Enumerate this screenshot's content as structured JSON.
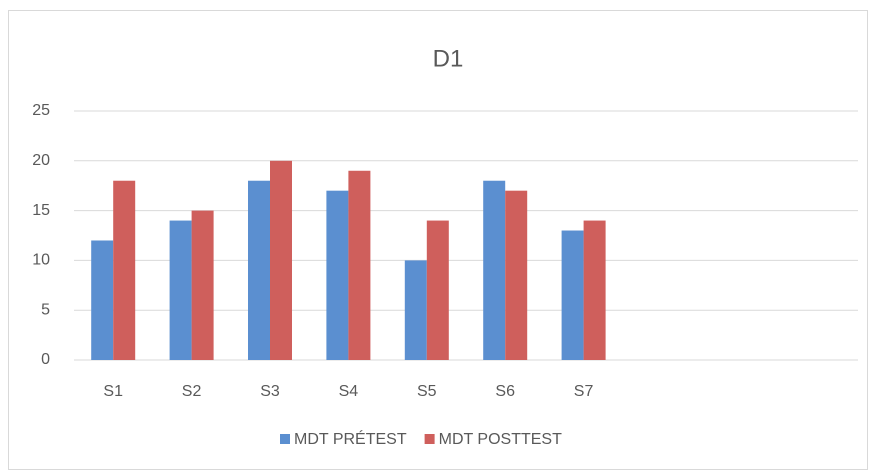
{
  "chart_data": {
    "type": "bar",
    "title": "D1",
    "categories": [
      "S1",
      "S2",
      "S3",
      "S4",
      "S5",
      "S6",
      "S7",
      null,
      null,
      null
    ],
    "series": [
      {
        "name": "MDT PRÉTEST",
        "color": "#5b8fd0",
        "values": [
          12,
          14,
          18,
          17,
          10,
          18,
          13,
          null,
          null,
          null
        ]
      },
      {
        "name": "MDT POSTTEST",
        "color": "#cf5f5c",
        "values": [
          18,
          15,
          20,
          19,
          14,
          17,
          14,
          null,
          null,
          null
        ]
      }
    ],
    "ylim": [
      0,
      25
    ],
    "yticks": [
      0,
      5,
      10,
      15,
      20,
      25
    ],
    "grid": true,
    "legend": "bottom"
  }
}
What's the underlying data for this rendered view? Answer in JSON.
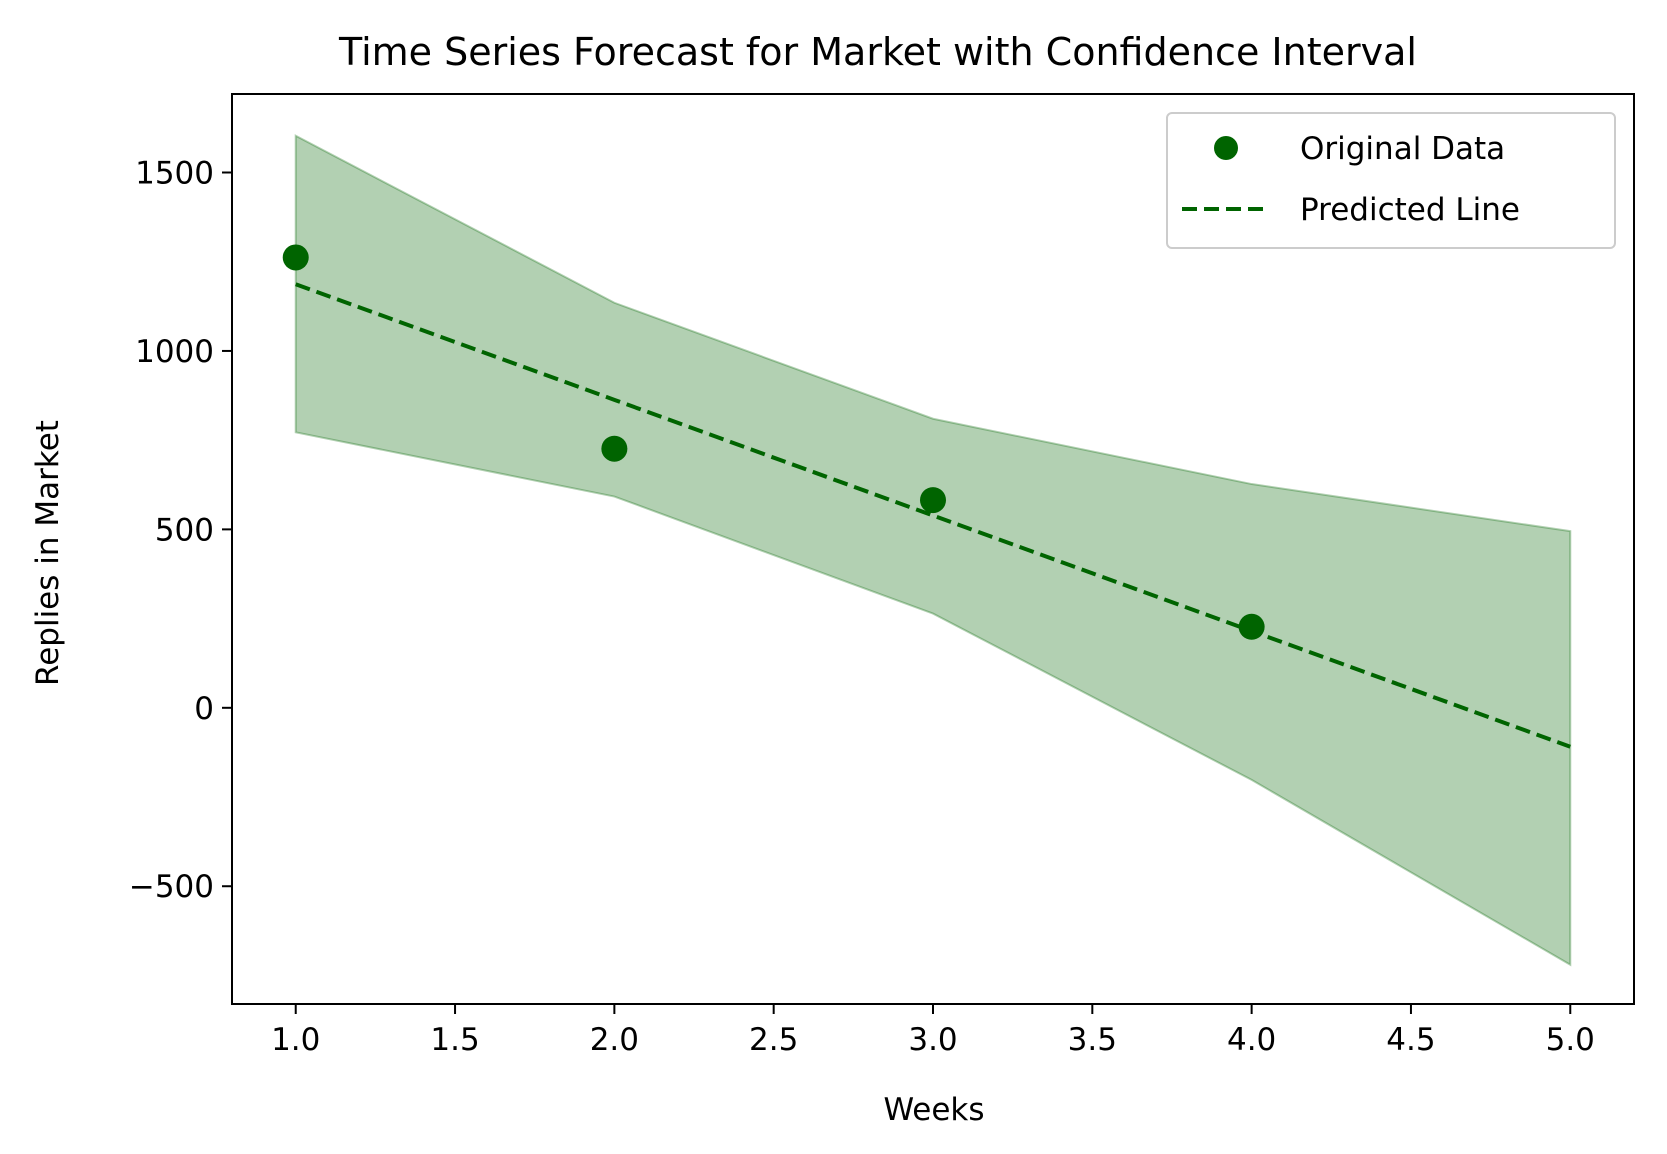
{
  "chart_data": {
    "type": "line",
    "title": "Time Series Forecast for Market with Confidence Interval",
    "xlabel": "Weeks",
    "ylabel": "Replies in Market",
    "xlim": [
      0.8,
      5.2
    ],
    "ylim": [
      -830,
      1720
    ],
    "x_ticks": [
      1.0,
      1.5,
      2.0,
      2.5,
      3.0,
      3.5,
      4.0,
      4.5,
      5.0
    ],
    "x_tick_labels": [
      "1.0",
      "1.5",
      "2.0",
      "2.5",
      "3.0",
      "3.5",
      "4.0",
      "4.5",
      "5.0"
    ],
    "y_ticks": [
      -500,
      0,
      500,
      1000,
      1500
    ],
    "y_tick_labels": [
      "−500",
      "0",
      "500",
      "1000",
      "1500"
    ],
    "grid": false,
    "legend_position": "top-right",
    "series": [
      {
        "name": "Original Data",
        "style": "scatter",
        "color": "#006400",
        "x": [
          1,
          2,
          3,
          4
        ],
        "y": [
          1262,
          726,
          582,
          227
        ]
      },
      {
        "name": "Predicted Line",
        "style": "dashed-line",
        "color": "#006400",
        "x": [
          1,
          2,
          3,
          4,
          5
        ],
        "y": [
          1187,
          863,
          539,
          215,
          -109
        ]
      }
    ],
    "confidence_interval": {
      "color": "#006400",
      "opacity": 0.3,
      "x": [
        1,
        2,
        3,
        4,
        5
      ],
      "upper": [
        1603,
        1135,
        810,
        627,
        495
      ],
      "lower": [
        772,
        592,
        264,
        -202,
        -720
      ]
    }
  }
}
####################
Copy all lines from the data that hold the word "JSON".

:: Answer to this task ::
Enumerate this screenshot's content as structured JSON.
What's the underlying data for this rendered view? Answer in JSON.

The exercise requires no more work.